Objectives:
(1) In the heater controller thread, rewrite the part starting with "I've beenlooking into" and going on through "with them failing?", replacing "controllers" with "temperature controllers".
(2) Translate this sentence from the heater controller thread into Spanish: "150W should suffice, unless you keep the tank somewhere unusually cold, like a basement."
(3) Write what comes next in the heater controller thread, picking up after its final post.

** Start of Selected passage **

# 55g tank- heater controller or not



## AV8TOR (Feb 23, 2019)

Seems those with large tanks prefer using multiple heaters through a single controller. I understand the setup up and reasons. My question is for a 55 gallon tank is this necessary? The risk of a heater sticking still exists. Then the question, one 200w or two 100's?
I like the price of the Inkbird 306t but it seems they have their problems also. I know the Jehmco is the way to go but they are pricey. I would appreciate your feedback. Thanks


----------



## awanderingmoose (Aug 11, 2016)

Doubt if people around here would call a 55 a large tank  I've always just run a single heater, never saw the need for a fancy controller. 150W should suffice, unless you keep the tank somewhere unusually cold, like a basement.


----------



## AV8TOR (Feb 23, 2019)

I was not saying a 55 is a large tank. I stated that those here with large tanks use controllers but what about a 55. Sorry I was not more clear. Thanks for your thoughts


----------



## Deeda (Oct 12, 2012)

I do not use heater controllers on any of my tanks that use a heater which are a 75G (200W) and a 220G (300W) tank. Even on smaller size tanks that may require an occasional heater I just choose to use the appropriate wattage based on average room temperature and aquarium size then choose a heater. My house temperature stays around 72F to 75F during the winter since I have a lot of aquariums and find it cheaper to heat the house rather than the individual tanks.


----------



## Jread002 (Feb 24, 2019)

I've beenlooking into controllers lately also. I've read slot of reviews on inkbirds. From why I've read it seems like they have had failing issues almost as frequently as a heater failing issue if not more. Anyone here had issues with them failing?

** End of Selected passage **
** Start of Dataset section **

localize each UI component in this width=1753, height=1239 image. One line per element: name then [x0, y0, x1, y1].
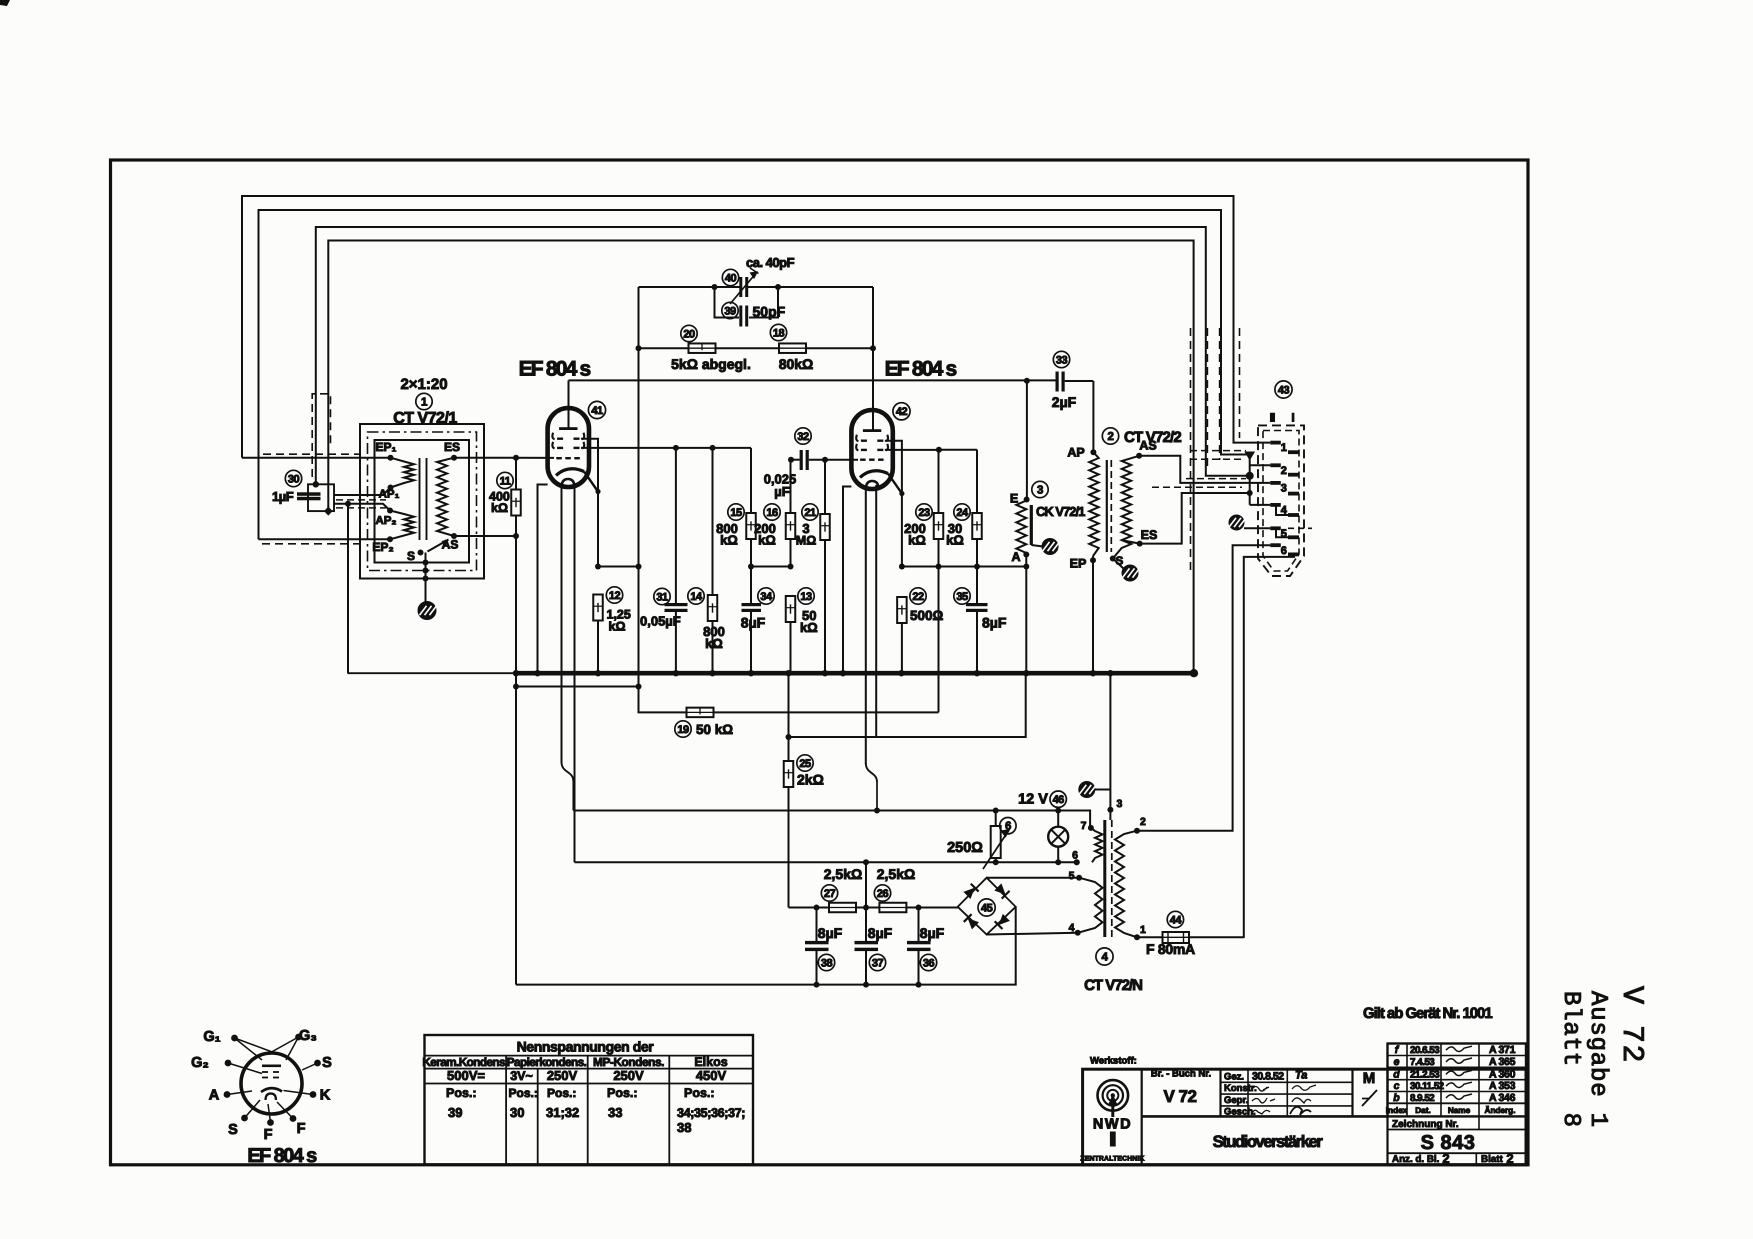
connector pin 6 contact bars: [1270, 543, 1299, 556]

** End of Dataset section **

Results of the tasks:
(1)
I've beenlooking into temperature controllers lately also. I've read slot of reviews on inkbirds. From why I've read it seems like they have had failing issues almost as frequently as a heater failing issue if not more. Anyone here had issues with them failing?

(2) 150 W deberían bastar, a menos que tengas el acuario en un lugar inusualmente frío, como un sótano.

(3)
----------



## noddy (Nov 20, 2006)

I would just use a 150w heater personally, provided the room is heated. I use a 300w heater on my 210g that is in a basement heated to 68f. The tank is steady at 78f.
I used to use a 250w heater on it.


----------



## AV8TOR (Feb 23, 2019)

noddy said:


> I would just use a 150w heater personally, provided the room is heated.


Thanks 
Why a 150w instead of a 200w? Is the thought that if stuck on it might not reach a deadly temp? The tank is in a livingroom heated and cooled. I always worried that a 3w/gallon heater might run most of the time and burnout sooner. Thanks again


----------



## Sub-Mariner (Dec 7, 2011)

AV8TOR said:


> noddy said:
> 
> 
> > I would just use a 150w heater personally, provided the room is heated.
> ...


That's the point, you don't want the heater constantly turning on and off. A weaker heater will potentially run longer IE: less cycling.

Depending on your house temperature, I would personally run 1-150w heater on a controller. I've always used controllers to control the heater for that "just in case" scenario.

Check on eBay or reef forums. From time to time you can find deals and used controllers for super cheap.

Sent from my SM-G960U using Tapatalk


----------



## AV8TOR (Feb 23, 2019)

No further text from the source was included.